# Start of Passage provided

ABNORMALITY DETERMINATION DEVICE

Description

CROSS-REFERENCE TO RELATED APPLICATION

This application claims priority to Japanese Patent Application No. 2024-028121 filed on Feb. 28, 2024, incorporated herein by reference in its entirety.

BACKGROUND

1. Technical Field

The present disclosure relates to an abnormality determination device.

2. Description of Related Art

Conventionally, an abnormality determination device has been proposed as an abnormality determination device of this type, the abnormality determination device being used in a motor device that includes a three-phase alternating current motor and an inverter, and includes three current sensors (for example, refer to Japanese Unexamined Patent Application Publication No. 2009-131043 (JP 2009-131043 A)). The inverter drives the three-phase alternating current motor. The three current sensors detect a current of each phase of the three-phase alternating current motor. In the abnormality determination device, when the sum of phase currents detected by the three current sensors is larger than a predetermined value, the abnormality determination device determines that an abnormality has occurred in one of the three current sensors.

SUMMARY

However, in the abnormality determination device, an abnormality of a connection portion between the inverter and wires that connect the inverter and a coil of each phase of the three-phase alternating current motor is not determined. As a technique that determines an abnormality of the connection portion, it is conceivable to determine an abnormality based on the sum of the phase currents detected by the three current sensors. However, in the technique, since the phase current that is a detection target is an alternating current, it is difficult to accurately detect an instantaneous current value. Therefore, the sum of the phase currents is not able to be accurately calculated, and an abnormality is not able to be accurately determined.

An abnormality determination device of the present disclosure has a main objective to determine an abnormality of a connection portion with more accuracy.

The abnormality determination device of the present disclosure adopts the following technique to achieve the main objective.

# End of Passage provided

*Goal of the exercise*. Write out the passage on the abnormality determination device word for word, everything from "Conventionally, an abnormality" down to "of the three current sensors.".

# Start of Entries supplied

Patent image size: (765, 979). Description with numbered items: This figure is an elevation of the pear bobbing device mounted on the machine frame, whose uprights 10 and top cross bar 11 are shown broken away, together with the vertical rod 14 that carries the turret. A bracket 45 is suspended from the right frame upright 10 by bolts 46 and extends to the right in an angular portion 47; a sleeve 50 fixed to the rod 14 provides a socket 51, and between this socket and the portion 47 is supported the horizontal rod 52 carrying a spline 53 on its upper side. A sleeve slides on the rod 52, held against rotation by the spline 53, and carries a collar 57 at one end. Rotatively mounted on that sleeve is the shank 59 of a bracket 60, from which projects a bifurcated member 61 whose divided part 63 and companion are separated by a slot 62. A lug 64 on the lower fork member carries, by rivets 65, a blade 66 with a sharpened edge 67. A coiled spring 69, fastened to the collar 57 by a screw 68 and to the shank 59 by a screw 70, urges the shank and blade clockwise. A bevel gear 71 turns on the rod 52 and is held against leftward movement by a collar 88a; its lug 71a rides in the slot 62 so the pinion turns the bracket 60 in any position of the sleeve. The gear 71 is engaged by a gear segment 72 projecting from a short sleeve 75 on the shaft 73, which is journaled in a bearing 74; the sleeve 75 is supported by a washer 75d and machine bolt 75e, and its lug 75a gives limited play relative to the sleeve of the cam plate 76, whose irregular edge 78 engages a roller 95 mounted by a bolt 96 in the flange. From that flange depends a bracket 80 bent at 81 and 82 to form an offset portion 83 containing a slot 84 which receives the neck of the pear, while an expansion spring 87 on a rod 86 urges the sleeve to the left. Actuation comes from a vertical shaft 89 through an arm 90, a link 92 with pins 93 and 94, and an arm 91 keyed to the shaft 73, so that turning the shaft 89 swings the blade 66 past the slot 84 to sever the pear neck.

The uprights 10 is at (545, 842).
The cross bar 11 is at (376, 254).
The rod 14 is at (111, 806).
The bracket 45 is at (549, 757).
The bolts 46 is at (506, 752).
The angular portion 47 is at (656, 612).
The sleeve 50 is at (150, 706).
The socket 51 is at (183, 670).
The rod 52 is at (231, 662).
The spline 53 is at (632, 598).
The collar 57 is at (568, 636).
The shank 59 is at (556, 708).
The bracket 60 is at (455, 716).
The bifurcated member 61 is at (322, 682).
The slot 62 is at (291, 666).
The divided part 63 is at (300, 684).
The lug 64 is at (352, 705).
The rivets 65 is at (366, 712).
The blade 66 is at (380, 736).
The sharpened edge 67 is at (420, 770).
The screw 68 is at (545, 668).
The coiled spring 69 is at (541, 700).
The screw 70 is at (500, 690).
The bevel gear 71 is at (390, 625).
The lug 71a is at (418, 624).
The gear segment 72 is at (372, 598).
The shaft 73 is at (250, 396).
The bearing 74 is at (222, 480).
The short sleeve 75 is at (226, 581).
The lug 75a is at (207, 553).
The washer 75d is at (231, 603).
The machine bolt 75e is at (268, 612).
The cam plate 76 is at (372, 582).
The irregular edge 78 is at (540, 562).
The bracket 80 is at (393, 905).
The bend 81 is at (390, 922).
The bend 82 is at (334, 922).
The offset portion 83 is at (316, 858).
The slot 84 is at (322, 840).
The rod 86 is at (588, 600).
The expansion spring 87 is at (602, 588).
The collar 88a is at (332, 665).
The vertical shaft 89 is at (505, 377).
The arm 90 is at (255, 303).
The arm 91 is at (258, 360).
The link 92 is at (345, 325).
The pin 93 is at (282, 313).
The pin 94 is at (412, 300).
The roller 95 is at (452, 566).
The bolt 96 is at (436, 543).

# End of Entries supplied

*Expected output*.
Conventionally, an abnormality determination device has been proposed as an abnormality determination device of this type, the abnormality determination device being used in a motor device that includes a three-phase alternating current motor and an inverter, and includes three current sensors (for example, refer to Japanese Unexamined Patent Application Publication No. 2009-131043 (JP 2009-131043 A)). The inverter drives the three-phase alternating current motor. The three current sensors detect a current of each phase of the three-phase alternating current motor. In the abnormality determination device, when the sum of phase currents detected by the three current sensors is larger than a predetermined value, the abnormality determination device determines that an abnormality has occurred in one of the three current sensors.